Work instructions: Using the listing below, extract each line that has the word "your" in it.

Dataset excerpts:
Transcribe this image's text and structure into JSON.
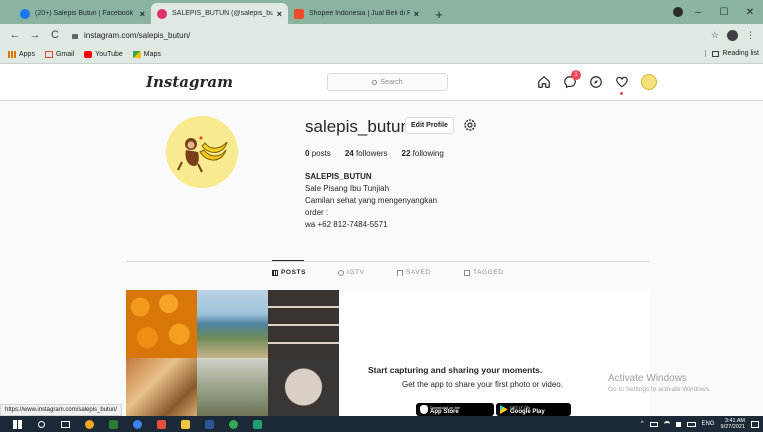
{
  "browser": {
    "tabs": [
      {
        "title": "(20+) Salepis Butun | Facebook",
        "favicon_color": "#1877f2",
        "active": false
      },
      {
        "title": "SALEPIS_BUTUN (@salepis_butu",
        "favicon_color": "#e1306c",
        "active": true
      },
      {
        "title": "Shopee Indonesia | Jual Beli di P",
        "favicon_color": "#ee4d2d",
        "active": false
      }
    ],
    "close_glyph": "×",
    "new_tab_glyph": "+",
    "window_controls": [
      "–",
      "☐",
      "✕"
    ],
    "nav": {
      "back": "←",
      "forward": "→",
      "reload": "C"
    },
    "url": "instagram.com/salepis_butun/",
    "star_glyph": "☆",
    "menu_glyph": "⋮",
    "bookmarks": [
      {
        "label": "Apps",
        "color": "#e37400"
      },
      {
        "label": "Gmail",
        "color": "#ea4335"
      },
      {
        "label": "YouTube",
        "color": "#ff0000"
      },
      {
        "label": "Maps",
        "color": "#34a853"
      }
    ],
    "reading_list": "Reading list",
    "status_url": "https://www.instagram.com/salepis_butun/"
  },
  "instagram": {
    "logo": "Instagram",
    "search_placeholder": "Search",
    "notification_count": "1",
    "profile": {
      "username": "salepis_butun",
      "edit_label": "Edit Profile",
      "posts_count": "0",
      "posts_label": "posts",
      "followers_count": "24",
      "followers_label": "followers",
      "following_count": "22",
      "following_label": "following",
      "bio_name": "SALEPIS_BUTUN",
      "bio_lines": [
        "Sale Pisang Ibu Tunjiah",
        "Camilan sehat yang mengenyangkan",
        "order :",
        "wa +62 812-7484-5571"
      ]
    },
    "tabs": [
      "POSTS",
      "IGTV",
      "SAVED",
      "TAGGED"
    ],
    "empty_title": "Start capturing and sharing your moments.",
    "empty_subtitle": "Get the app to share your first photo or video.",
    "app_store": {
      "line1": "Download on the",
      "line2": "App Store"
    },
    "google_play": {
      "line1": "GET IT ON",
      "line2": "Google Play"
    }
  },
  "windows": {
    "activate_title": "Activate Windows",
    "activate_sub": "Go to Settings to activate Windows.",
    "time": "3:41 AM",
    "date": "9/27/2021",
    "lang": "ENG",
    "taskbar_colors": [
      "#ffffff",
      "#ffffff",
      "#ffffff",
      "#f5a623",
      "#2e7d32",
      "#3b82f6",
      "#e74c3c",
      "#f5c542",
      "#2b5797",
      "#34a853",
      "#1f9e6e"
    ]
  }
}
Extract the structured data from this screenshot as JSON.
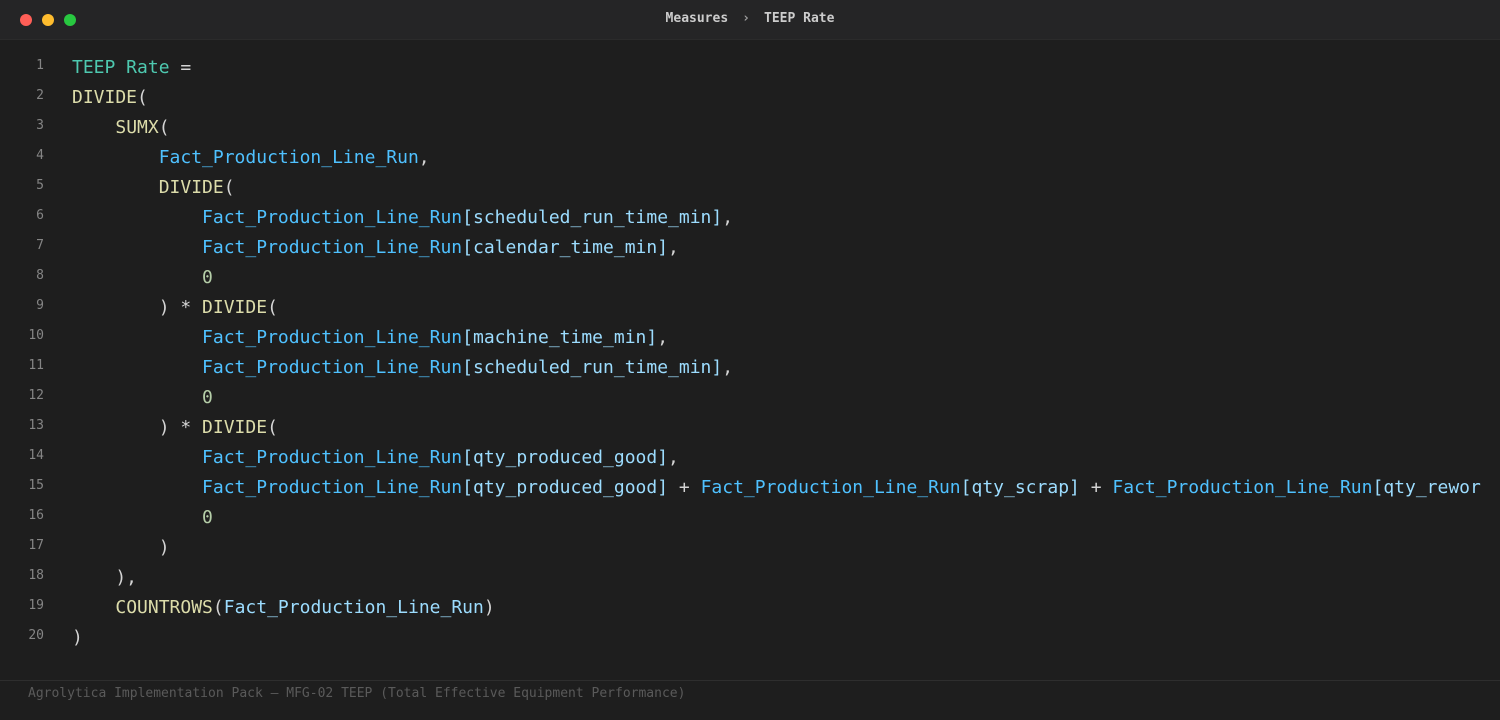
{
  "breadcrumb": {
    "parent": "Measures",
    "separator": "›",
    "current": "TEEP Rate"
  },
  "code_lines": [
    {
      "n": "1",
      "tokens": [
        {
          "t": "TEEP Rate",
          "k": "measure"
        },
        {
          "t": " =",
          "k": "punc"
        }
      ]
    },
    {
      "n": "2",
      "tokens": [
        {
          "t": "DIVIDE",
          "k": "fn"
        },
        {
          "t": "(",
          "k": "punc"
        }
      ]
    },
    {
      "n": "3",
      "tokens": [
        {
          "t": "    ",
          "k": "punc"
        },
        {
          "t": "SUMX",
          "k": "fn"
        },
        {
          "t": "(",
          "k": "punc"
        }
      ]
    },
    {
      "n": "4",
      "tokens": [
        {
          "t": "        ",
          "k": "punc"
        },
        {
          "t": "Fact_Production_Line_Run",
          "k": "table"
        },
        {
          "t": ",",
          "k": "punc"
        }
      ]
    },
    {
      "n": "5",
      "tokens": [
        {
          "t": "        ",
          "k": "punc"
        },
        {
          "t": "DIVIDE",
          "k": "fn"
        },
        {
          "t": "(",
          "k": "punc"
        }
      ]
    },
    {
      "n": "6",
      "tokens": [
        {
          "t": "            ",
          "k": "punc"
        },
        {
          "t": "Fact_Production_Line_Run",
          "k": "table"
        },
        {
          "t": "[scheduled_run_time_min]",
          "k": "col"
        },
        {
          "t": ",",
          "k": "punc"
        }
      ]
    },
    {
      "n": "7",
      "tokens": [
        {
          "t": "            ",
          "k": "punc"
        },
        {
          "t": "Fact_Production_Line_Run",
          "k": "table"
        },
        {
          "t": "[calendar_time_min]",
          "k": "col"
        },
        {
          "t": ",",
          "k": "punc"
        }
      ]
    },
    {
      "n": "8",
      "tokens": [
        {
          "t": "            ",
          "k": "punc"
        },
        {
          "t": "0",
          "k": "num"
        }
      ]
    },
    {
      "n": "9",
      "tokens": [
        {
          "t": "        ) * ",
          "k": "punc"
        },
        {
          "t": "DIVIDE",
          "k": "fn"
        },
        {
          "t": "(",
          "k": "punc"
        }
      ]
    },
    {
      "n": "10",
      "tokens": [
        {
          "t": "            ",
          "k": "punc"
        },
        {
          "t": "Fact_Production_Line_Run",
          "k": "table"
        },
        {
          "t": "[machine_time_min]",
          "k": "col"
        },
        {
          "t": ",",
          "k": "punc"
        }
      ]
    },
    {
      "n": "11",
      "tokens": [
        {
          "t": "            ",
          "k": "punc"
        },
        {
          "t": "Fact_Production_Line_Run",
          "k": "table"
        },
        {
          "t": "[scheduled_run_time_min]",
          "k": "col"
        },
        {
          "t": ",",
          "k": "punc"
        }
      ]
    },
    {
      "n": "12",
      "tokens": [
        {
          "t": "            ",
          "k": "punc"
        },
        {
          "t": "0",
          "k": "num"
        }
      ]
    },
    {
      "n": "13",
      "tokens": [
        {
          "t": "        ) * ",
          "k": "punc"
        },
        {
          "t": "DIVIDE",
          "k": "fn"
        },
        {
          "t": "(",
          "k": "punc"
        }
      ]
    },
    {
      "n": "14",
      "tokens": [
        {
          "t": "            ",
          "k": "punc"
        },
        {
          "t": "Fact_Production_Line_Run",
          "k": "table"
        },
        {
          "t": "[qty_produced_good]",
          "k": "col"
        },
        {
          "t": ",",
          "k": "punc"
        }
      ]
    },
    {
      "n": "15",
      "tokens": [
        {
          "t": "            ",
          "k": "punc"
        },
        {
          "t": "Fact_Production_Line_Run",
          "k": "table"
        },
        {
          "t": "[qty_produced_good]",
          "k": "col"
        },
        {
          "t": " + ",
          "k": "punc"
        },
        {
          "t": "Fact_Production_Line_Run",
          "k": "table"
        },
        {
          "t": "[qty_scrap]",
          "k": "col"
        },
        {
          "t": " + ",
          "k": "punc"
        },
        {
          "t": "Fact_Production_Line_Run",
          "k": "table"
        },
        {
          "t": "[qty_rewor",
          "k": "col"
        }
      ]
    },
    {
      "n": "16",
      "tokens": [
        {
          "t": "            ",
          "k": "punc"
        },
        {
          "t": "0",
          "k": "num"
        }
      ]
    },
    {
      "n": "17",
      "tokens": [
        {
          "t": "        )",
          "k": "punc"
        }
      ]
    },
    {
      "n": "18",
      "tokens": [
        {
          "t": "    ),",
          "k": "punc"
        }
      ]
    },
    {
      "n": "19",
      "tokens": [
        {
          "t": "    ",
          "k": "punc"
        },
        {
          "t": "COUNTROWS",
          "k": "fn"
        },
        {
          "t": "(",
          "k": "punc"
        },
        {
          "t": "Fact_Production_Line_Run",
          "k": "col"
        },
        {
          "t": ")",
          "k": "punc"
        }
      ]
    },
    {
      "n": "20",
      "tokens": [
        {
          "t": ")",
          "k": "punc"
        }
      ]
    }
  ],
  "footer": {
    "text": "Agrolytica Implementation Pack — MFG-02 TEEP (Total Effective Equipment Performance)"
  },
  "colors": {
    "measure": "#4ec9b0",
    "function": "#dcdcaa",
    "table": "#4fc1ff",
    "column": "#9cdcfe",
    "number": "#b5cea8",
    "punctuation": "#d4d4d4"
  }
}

...

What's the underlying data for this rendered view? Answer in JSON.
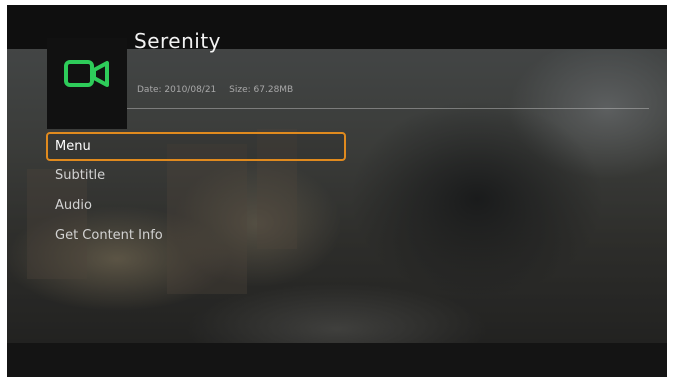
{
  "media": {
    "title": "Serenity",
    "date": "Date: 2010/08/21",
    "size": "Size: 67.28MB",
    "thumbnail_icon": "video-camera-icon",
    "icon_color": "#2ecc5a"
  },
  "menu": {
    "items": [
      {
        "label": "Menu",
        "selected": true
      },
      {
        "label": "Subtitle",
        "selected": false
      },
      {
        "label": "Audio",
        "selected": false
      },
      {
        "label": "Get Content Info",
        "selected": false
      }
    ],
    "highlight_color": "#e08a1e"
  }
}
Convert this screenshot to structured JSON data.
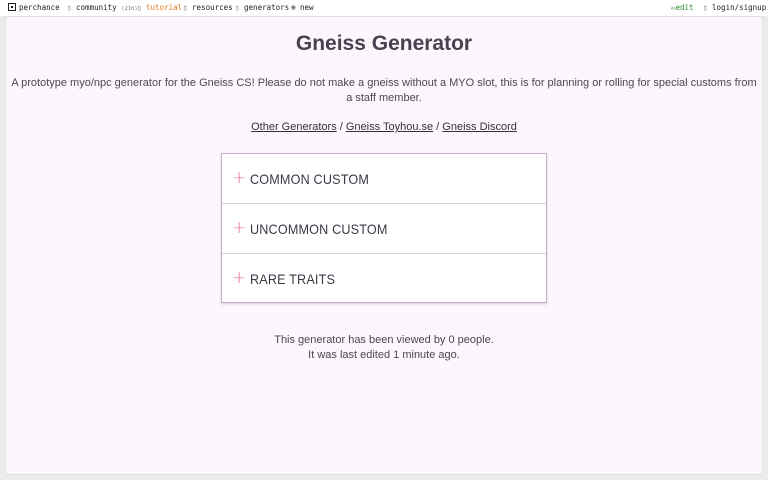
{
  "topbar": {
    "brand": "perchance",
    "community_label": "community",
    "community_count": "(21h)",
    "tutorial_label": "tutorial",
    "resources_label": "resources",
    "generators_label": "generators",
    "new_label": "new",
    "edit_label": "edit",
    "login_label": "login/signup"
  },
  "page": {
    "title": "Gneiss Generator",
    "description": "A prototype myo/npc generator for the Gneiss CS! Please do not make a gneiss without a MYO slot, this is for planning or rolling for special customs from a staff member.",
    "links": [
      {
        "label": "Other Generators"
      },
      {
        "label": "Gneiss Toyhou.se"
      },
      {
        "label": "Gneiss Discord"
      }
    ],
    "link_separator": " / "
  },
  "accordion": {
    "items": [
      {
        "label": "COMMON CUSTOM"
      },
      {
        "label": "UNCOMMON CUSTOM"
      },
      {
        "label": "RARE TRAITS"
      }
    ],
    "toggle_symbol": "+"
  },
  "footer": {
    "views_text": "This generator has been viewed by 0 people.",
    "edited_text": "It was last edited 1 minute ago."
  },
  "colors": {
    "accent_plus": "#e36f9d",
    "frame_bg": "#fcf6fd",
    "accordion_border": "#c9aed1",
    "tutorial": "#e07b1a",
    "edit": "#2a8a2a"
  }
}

Correct response:
    "empty_title": "Start capturing and sharing your moments.",
    "empty_subtitle": "Get the app to share your first photo or video.",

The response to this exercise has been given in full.